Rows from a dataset
_____
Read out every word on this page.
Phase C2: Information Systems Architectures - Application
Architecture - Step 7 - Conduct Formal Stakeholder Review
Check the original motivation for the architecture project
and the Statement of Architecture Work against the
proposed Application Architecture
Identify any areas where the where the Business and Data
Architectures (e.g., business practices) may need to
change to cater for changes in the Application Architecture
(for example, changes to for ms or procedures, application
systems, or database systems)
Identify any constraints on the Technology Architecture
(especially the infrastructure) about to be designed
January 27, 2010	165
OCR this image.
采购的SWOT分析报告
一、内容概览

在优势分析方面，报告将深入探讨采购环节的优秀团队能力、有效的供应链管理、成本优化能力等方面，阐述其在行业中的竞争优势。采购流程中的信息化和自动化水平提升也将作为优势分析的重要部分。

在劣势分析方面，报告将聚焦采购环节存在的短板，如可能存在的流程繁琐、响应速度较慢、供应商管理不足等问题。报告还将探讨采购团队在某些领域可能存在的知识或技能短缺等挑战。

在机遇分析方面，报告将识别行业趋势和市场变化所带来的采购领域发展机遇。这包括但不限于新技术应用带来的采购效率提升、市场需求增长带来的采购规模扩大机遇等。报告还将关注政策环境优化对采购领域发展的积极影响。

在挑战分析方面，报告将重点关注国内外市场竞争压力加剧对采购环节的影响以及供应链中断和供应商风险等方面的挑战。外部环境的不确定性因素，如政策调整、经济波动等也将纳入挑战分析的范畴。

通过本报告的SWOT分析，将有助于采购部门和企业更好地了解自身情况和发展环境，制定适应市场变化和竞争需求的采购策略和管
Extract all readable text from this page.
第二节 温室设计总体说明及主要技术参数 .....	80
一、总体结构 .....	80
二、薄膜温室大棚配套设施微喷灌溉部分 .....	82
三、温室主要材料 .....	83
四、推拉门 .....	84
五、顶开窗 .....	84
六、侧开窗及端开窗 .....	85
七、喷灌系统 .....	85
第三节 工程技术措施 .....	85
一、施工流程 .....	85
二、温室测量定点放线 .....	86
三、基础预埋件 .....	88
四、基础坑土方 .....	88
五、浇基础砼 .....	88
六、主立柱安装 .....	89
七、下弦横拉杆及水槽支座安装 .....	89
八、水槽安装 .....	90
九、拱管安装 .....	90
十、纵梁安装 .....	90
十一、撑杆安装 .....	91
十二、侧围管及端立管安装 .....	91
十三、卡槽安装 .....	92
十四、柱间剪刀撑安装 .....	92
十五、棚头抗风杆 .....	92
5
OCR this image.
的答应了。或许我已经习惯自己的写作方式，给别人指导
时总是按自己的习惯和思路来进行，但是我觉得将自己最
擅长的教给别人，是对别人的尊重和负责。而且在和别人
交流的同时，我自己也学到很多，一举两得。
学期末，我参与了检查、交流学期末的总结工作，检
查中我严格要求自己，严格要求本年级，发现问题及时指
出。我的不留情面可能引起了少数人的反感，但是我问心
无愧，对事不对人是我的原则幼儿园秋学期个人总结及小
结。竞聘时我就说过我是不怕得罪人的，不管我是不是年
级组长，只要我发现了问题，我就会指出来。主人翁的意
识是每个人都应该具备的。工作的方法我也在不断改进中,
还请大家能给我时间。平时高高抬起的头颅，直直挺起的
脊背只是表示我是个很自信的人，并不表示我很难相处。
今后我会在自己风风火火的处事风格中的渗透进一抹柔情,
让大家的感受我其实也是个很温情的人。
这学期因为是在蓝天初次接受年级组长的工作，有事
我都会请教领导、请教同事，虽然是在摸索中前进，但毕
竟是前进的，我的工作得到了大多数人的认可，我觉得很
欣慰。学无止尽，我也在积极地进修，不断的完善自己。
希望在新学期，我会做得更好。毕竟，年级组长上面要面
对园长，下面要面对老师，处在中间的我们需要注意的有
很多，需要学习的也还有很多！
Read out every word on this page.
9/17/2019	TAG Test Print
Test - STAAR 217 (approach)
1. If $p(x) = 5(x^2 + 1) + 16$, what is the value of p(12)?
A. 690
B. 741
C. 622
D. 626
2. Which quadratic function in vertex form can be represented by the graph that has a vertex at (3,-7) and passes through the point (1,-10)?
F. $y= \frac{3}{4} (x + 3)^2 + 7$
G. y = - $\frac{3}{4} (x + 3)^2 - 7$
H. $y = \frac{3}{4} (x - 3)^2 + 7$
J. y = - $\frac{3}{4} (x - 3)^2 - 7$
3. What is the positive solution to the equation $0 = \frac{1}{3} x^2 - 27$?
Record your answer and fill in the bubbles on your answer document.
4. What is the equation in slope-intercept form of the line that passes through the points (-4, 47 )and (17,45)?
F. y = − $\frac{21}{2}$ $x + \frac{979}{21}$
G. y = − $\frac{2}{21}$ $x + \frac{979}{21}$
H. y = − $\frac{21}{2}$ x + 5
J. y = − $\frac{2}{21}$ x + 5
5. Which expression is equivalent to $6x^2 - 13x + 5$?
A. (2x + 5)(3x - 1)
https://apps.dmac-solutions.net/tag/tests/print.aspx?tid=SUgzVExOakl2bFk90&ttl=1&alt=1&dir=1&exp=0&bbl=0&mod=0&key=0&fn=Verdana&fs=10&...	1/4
_____
◆ AIM
Which lines hold the string "Identify"? List them all.

◆ ANSWER TO THIS EXERCISE
Identify any areas where the where the Business and Data
Identify any constraints on the Technology Architecture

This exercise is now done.